::: SUPPLIED MATERIAL

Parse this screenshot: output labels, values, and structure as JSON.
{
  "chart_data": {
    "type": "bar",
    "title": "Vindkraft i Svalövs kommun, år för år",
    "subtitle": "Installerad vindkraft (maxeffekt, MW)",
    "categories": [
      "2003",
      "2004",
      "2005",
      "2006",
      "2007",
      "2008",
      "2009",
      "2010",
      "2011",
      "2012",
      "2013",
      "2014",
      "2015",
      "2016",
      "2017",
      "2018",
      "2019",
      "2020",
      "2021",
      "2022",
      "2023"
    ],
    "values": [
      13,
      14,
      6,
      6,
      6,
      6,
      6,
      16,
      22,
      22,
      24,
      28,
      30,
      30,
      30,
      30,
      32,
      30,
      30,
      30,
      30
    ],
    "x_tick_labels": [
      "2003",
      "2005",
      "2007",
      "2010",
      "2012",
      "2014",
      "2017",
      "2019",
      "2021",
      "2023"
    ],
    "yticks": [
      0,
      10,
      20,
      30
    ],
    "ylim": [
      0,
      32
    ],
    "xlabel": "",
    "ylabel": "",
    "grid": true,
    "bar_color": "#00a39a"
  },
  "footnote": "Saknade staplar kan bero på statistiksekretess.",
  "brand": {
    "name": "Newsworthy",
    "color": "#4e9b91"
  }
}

::::::

Identify each line holding the string "values", and copy it out.

WRITTEN ANSWER
Parse this screenshot: output labels, values, and structure as JSON.
    "values": [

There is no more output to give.